- [Task requirements] Search the material below for the word "Members" and copy every line in which it occurs.

[Figure dataset records]
□ □ □ □ □ □ □
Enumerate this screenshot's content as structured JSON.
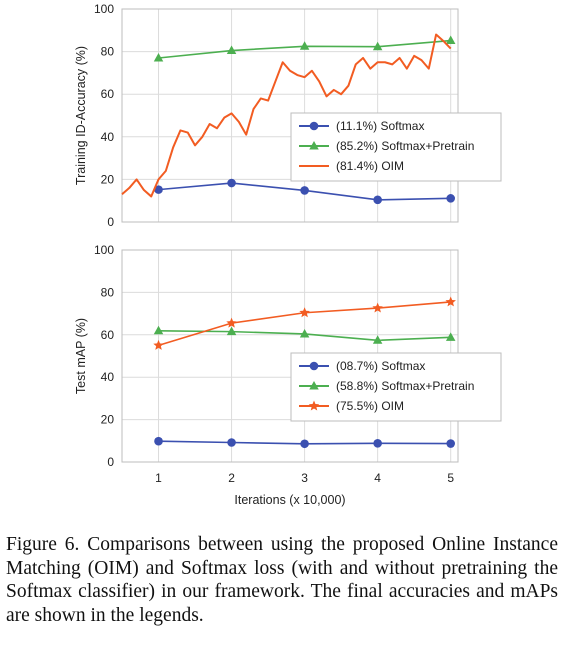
{
  "colors": {
    "softmax": "#3b50b0",
    "softmax_pretrain": "#4caf50",
    "oim": "#f25c22",
    "grid": "#dcdcdc",
    "frame": "#bdbdbd"
  },
  "chart_data": [
    {
      "type": "line",
      "ylabel": "Training ID-Accuracy (%)",
      "xlabel": "",
      "xlim": [
        0.5,
        5.1
      ],
      "ylim": [
        0,
        100
      ],
      "xticks": [
        "1",
        "2",
        "3",
        "4",
        "5"
      ],
      "yticks": [
        "0",
        "20",
        "40",
        "60",
        "80",
        "100"
      ],
      "grid": true,
      "legend_position": "center-right",
      "series": [
        {
          "name": "(11.1%) Softmax",
          "marker": "circle",
          "x": [
            1,
            2,
            3,
            4,
            5
          ],
          "y": [
            15.2,
            18.3,
            14.8,
            10.4,
            11.1
          ]
        },
        {
          "name": "(85.2%) Softmax+Pretrain",
          "marker": "triangle",
          "x": [
            1,
            2,
            3,
            4,
            5
          ],
          "y": [
            77,
            80.5,
            82.5,
            82.3,
            85.2
          ]
        },
        {
          "name": "(81.4%) OIM",
          "marker": "none",
          "x": [
            0.5,
            0.6,
            0.7,
            0.8,
            0.9,
            1.0,
            1.1,
            1.2,
            1.3,
            1.4,
            1.5,
            1.6,
            1.7,
            1.8,
            1.9,
            2.0,
            2.1,
            2.2,
            2.3,
            2.4,
            2.5,
            2.6,
            2.7,
            2.8,
            2.9,
            3.0,
            3.1,
            3.2,
            3.3,
            3.4,
            3.5,
            3.6,
            3.7,
            3.8,
            3.9,
            4.0,
            4.1,
            4.2,
            4.3,
            4.4,
            4.5,
            4.6,
            4.7,
            4.8,
            4.9,
            5.0
          ],
          "y": [
            13,
            16,
            20,
            15,
            12,
            20,
            24,
            35,
            43,
            42,
            36,
            40,
            46,
            44,
            49,
            51,
            47,
            41,
            53,
            58,
            57,
            66,
            75,
            71,
            69,
            68,
            71,
            66,
            59,
            62,
            60,
            64,
            74,
            77,
            72,
            75,
            75,
            74,
            77,
            72,
            78,
            76,
            72,
            88,
            85,
            81.4
          ]
        }
      ]
    },
    {
      "type": "line",
      "ylabel": "Test mAP (%)",
      "xlabel": "Iterations (x 10,000)",
      "xlim": [
        0.5,
        5.1
      ],
      "ylim": [
        0,
        100
      ],
      "xticks": [
        "1",
        "2",
        "3",
        "4",
        "5"
      ],
      "yticks": [
        "0",
        "20",
        "40",
        "60",
        "80",
        "100"
      ],
      "grid": true,
      "legend_position": "center-right",
      "series": [
        {
          "name": "(08.7%) Softmax",
          "marker": "circle",
          "x": [
            1,
            2,
            3,
            4,
            5
          ],
          "y": [
            9.8,
            9.2,
            8.6,
            8.8,
            8.7
          ]
        },
        {
          "name": "(58.8%) Softmax+Pretrain",
          "marker": "triangle",
          "x": [
            1,
            2,
            3,
            4,
            5
          ],
          "y": [
            61.9,
            61.5,
            60.4,
            57.4,
            58.8
          ]
        },
        {
          "name": "(75.5%) OIM",
          "marker": "star",
          "x": [
            1,
            2,
            3,
            4,
            5
          ],
          "y": [
            55,
            65.5,
            70.4,
            72.6,
            75.5
          ]
        }
      ]
    }
  ],
  "caption": "Figure 6. Comparisons between using the proposed Online Instance Matching (OIM) and Softmax loss (with and without pretraining the Softmax classifier) in our framework. The final accuracies and mAPs are shown in the legends."
}
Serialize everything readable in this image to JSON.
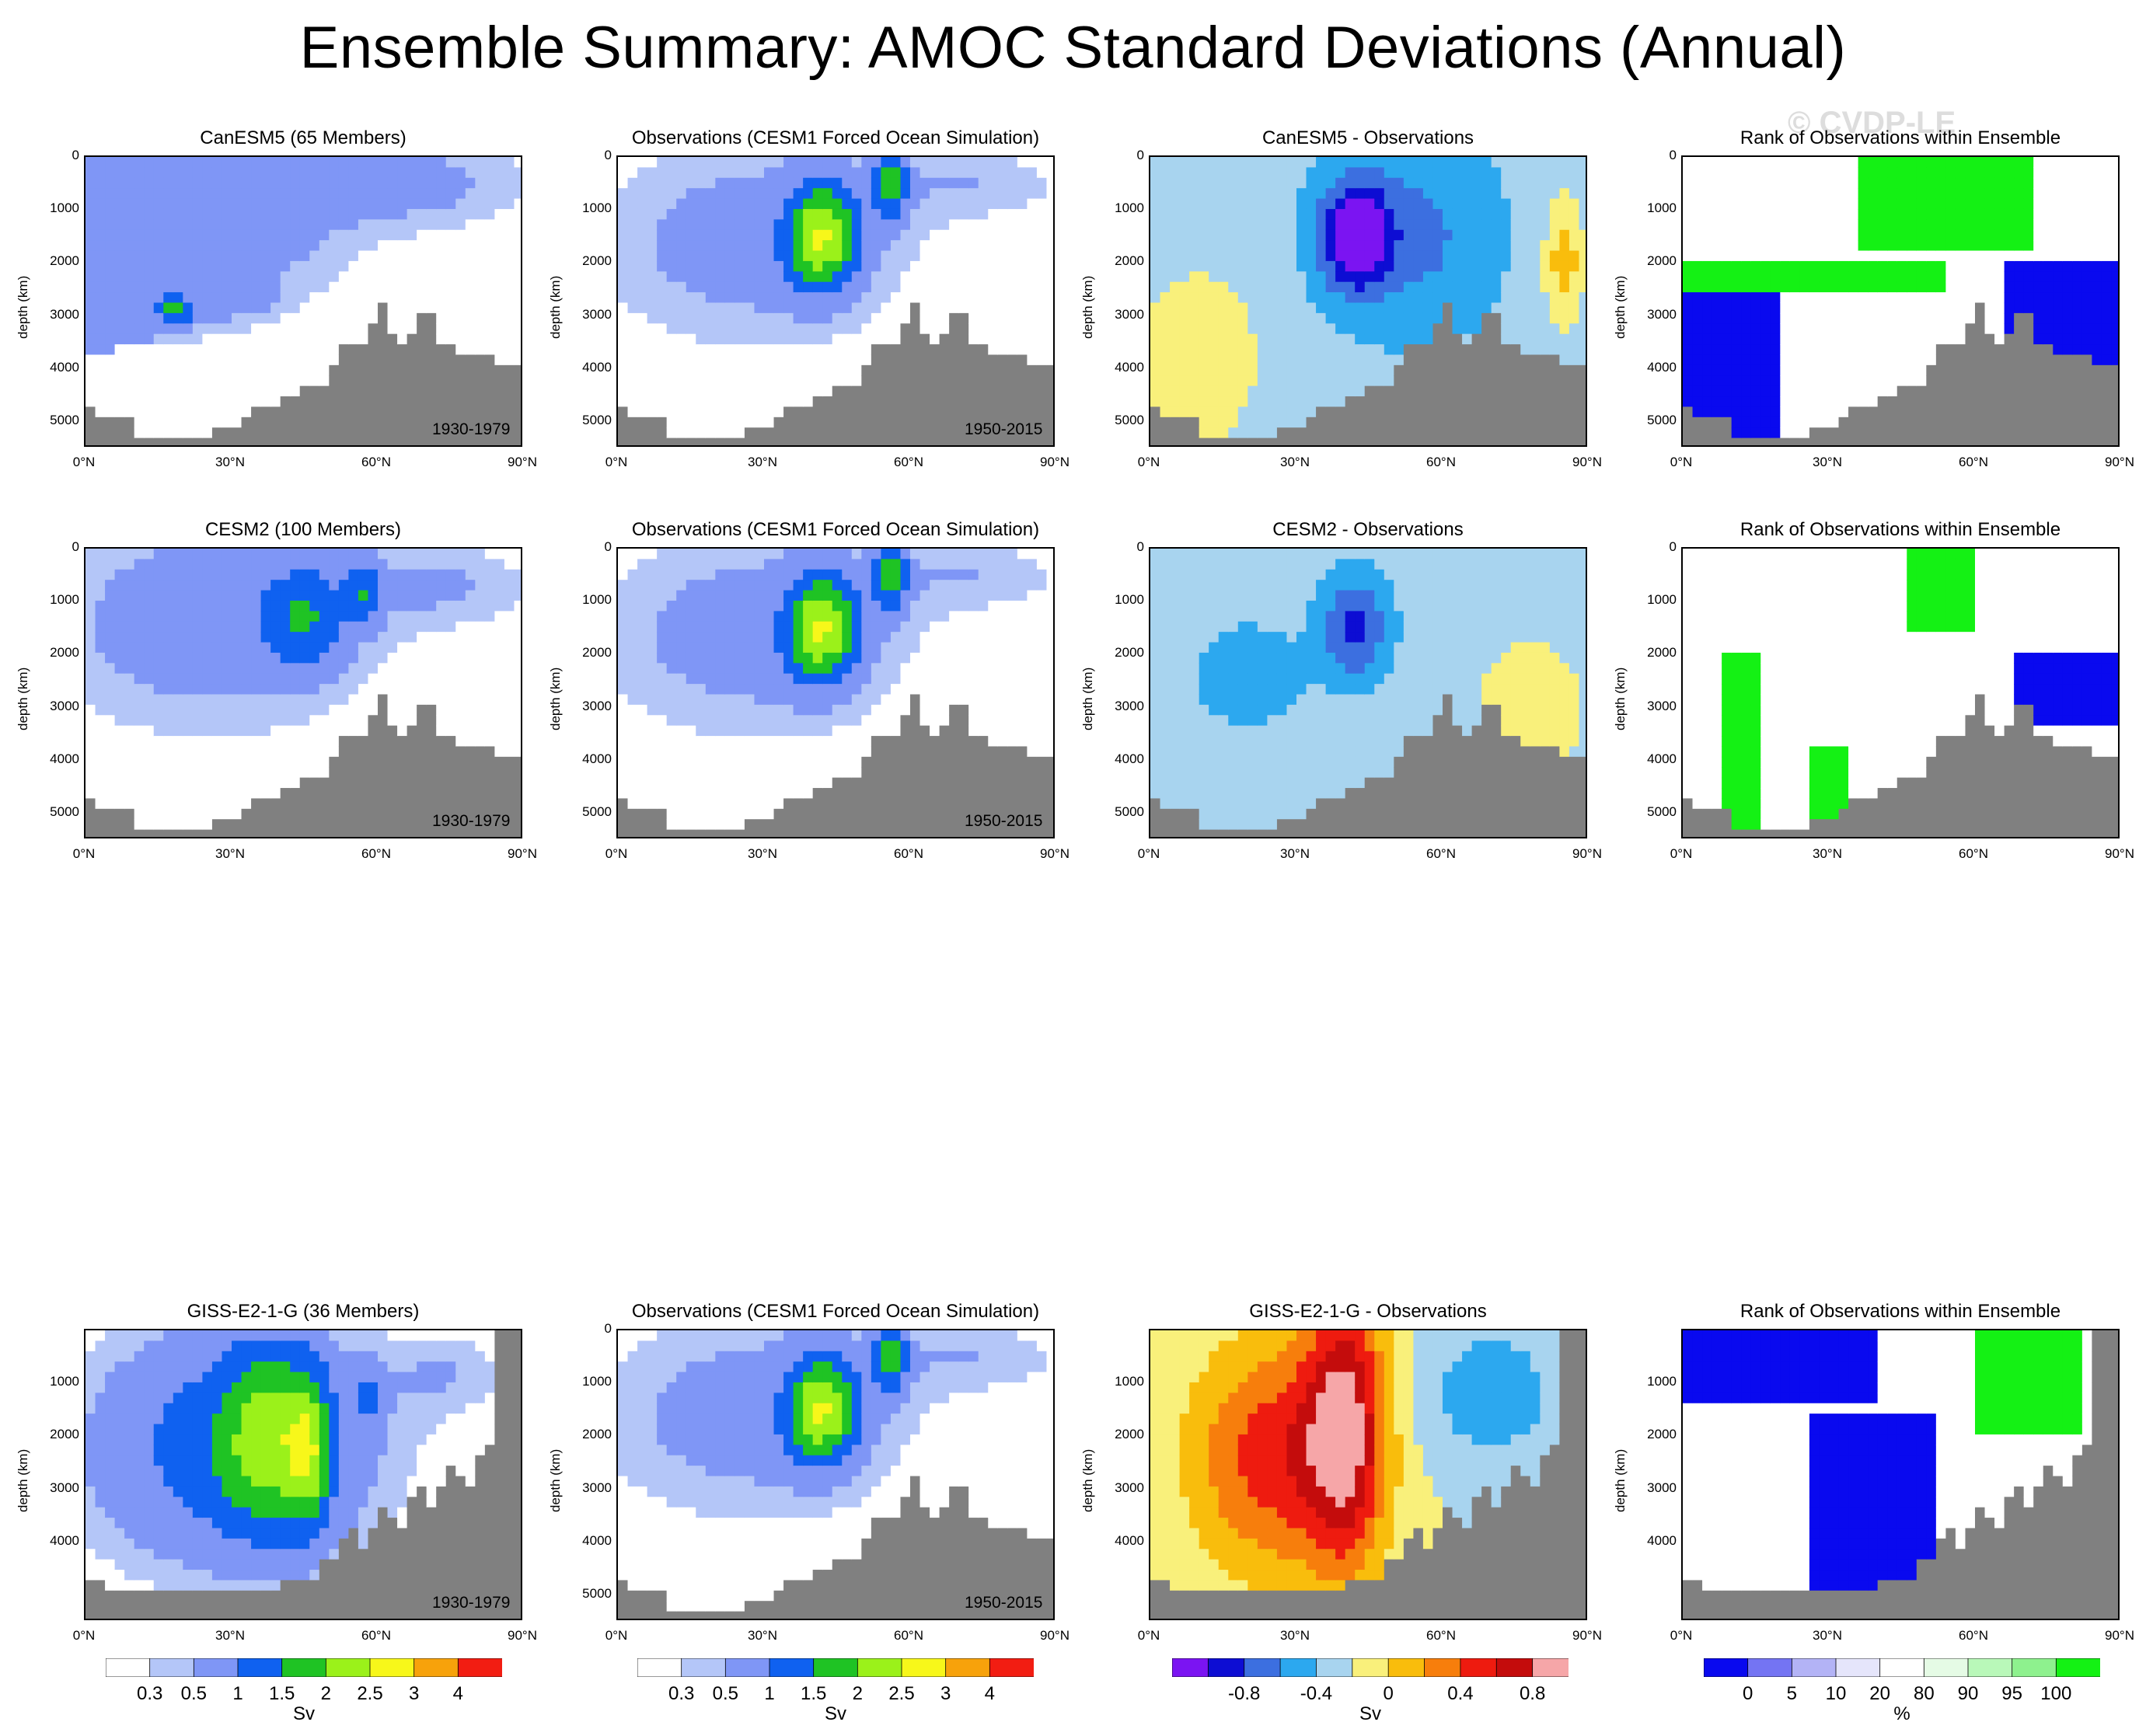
{
  "main_title": "Ensemble Summary: AMOC Standard Deviations (Annual)",
  "watermark": "© CVDP-LE",
  "colors": {
    "land": "#808080",
    "sd_levels": [
      "#ffffff",
      "#b4c6f8",
      "#7f96f6",
      "#0f61f0",
      "#1fc324",
      "#9bf11a",
      "#f7f71a",
      "#f7a20b",
      "#f21d12"
    ],
    "diff_levels": [
      "#7b14f2",
      "#0d0dd3",
      "#3c6fe0",
      "#2ca8ef",
      "#a8d4ef",
      "#f9f07b",
      "#f9bd0c",
      "#f77e0c",
      "#ee1b0f",
      "#c40c0c",
      "#f6a6a8"
    ],
    "rank_levels": [
      "#0909ef",
      "#7474f3",
      "#b3b3f6",
      "#e5e5fb",
      "#ffffff",
      "#e5fbe5",
      "#b9f8b9",
      "#8ef18e",
      "#14f114"
    ]
  },
  "chart_data": [
    {
      "type": "heatmap",
      "id": "r1c1",
      "title": "CanESM5 (65 Members)",
      "period": "1930-1979",
      "ylabel": "depth (km)",
      "field": "sd",
      "pattern": "canesm5",
      "yticks": [
        "0",
        "1000",
        "2000",
        "3000",
        "4000",
        "5000"
      ],
      "xticks": [
        "0°N",
        "30°N",
        "60°N",
        "90°N"
      ]
    },
    {
      "type": "heatmap",
      "id": "r1c2",
      "title": "Observations (CESM1 Forced Ocean Simulation)",
      "period": "1950-2015",
      "ylabel": "depth (km)",
      "field": "sd",
      "pattern": "obs",
      "yticks": [
        "0",
        "1000",
        "2000",
        "3000",
        "4000",
        "5000"
      ],
      "xticks": [
        "0°N",
        "30°N",
        "60°N",
        "90°N"
      ]
    },
    {
      "type": "heatmap",
      "id": "r1c3",
      "title": "CanESM5 - Observations",
      "period": "",
      "ylabel": "depth (km)",
      "field": "diff",
      "pattern": "diff_canesm5",
      "yticks": [
        "0",
        "1000",
        "2000",
        "3000",
        "4000",
        "5000"
      ],
      "xticks": [
        "0°N",
        "30°N",
        "60°N",
        "90°N"
      ]
    },
    {
      "type": "heatmap",
      "id": "r1c4",
      "title": "Rank of Observations within Ensemble",
      "period": "",
      "ylabel": "depth (km)",
      "field": "rank",
      "pattern": "rank_canesm5",
      "yticks": [
        "0",
        "1000",
        "2000",
        "3000",
        "4000",
        "5000"
      ],
      "xticks": [
        "0°N",
        "30°N",
        "60°N",
        "90°N"
      ]
    },
    {
      "type": "heatmap",
      "id": "r2c1",
      "title": "CESM2 (100 Members)",
      "period": "1930-1979",
      "ylabel": "depth (km)",
      "field": "sd",
      "pattern": "cesm2",
      "yticks": [
        "0",
        "1000",
        "2000",
        "3000",
        "4000",
        "5000"
      ],
      "xticks": [
        "0°N",
        "30°N",
        "60°N",
        "90°N"
      ]
    },
    {
      "type": "heatmap",
      "id": "r2c2",
      "title": "Observations (CESM1 Forced Ocean Simulation)",
      "period": "1950-2015",
      "ylabel": "depth (km)",
      "field": "sd",
      "pattern": "obs",
      "yticks": [
        "0",
        "1000",
        "2000",
        "3000",
        "4000",
        "5000"
      ],
      "xticks": [
        "0°N",
        "30°N",
        "60°N",
        "90°N"
      ]
    },
    {
      "type": "heatmap",
      "id": "r2c3",
      "title": "CESM2 - Observations",
      "period": "",
      "ylabel": "depth (km)",
      "field": "diff",
      "pattern": "diff_cesm2",
      "yticks": [
        "0",
        "1000",
        "2000",
        "3000",
        "4000",
        "5000"
      ],
      "xticks": [
        "0°N",
        "30°N",
        "60°N",
        "90°N"
      ]
    },
    {
      "type": "heatmap",
      "id": "r2c4",
      "title": "Rank of Observations within Ensemble",
      "period": "",
      "ylabel": "depth (km)",
      "field": "rank",
      "pattern": "rank_cesm2",
      "yticks": [
        "0",
        "1000",
        "2000",
        "3000",
        "4000",
        "5000"
      ],
      "xticks": [
        "0°N",
        "30°N",
        "60°N",
        "90°N"
      ]
    },
    {
      "type": "heatmap",
      "id": "r3c1",
      "title": "GISS-E2-1-G (36 Members)",
      "period": "1930-1979",
      "ylabel": "depth (km)",
      "field": "sd",
      "pattern": "giss",
      "yticks": [
        "1000",
        "2000",
        "3000",
        "4000"
      ],
      "xticks": [
        "0°N",
        "30°N",
        "60°N",
        "90°N"
      ]
    },
    {
      "type": "heatmap",
      "id": "r3c2",
      "title": "Observations (CESM1 Forced Ocean Simulation)",
      "period": "1950-2015",
      "ylabel": "depth (km)",
      "field": "sd",
      "pattern": "obs",
      "yticks": [
        "0",
        "1000",
        "2000",
        "3000",
        "4000",
        "5000"
      ],
      "xticks": [
        "0°N",
        "30°N",
        "60°N",
        "90°N"
      ]
    },
    {
      "type": "heatmap",
      "id": "r3c3",
      "title": "GISS-E2-1-G - Observations",
      "period": "",
      "ylabel": "depth (km)",
      "field": "diff",
      "pattern": "diff_giss",
      "yticks": [
        "1000",
        "2000",
        "3000",
        "4000"
      ],
      "xticks": [
        "0°N",
        "30°N",
        "60°N",
        "90°N"
      ]
    },
    {
      "type": "heatmap",
      "id": "r3c4",
      "title": "Rank of Observations within Ensemble",
      "period": "",
      "ylabel": "depth (km)",
      "field": "rank",
      "pattern": "rank_giss",
      "yticks": [
        "1000",
        "2000",
        "3000",
        "4000"
      ],
      "xticks": [
        "0°N",
        "30°N",
        "60°N",
        "90°N"
      ]
    }
  ],
  "colorbars": [
    {
      "id": "cb-sd-1",
      "unit": "Sv",
      "field": "sd",
      "labels": [
        "0.3",
        "0.5",
        "1",
        "1.5",
        "2",
        "2.5",
        "3",
        "4"
      ]
    },
    {
      "id": "cb-sd-2",
      "unit": "Sv",
      "field": "sd",
      "labels": [
        "0.3",
        "0.5",
        "1",
        "1.5",
        "2",
        "2.5",
        "3",
        "4"
      ]
    },
    {
      "id": "cb-diff",
      "unit": "Sv",
      "field": "diff",
      "labels": [
        "-0.8",
        "-0.4",
        "0",
        "0.4",
        "0.8"
      ]
    },
    {
      "id": "cb-rank",
      "unit": "%",
      "field": "rank",
      "labels": [
        "0",
        "5",
        "10",
        "20",
        "80",
        "90",
        "95",
        "100"
      ]
    }
  ]
}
□ □ □ □ □ □ □
- [Answer to the problem]
      "title": "CanESM5 (65 Members)",
      "title": "CESM2 (100 Members)",
      "title": "GISS-E2-1-G (36 Members)",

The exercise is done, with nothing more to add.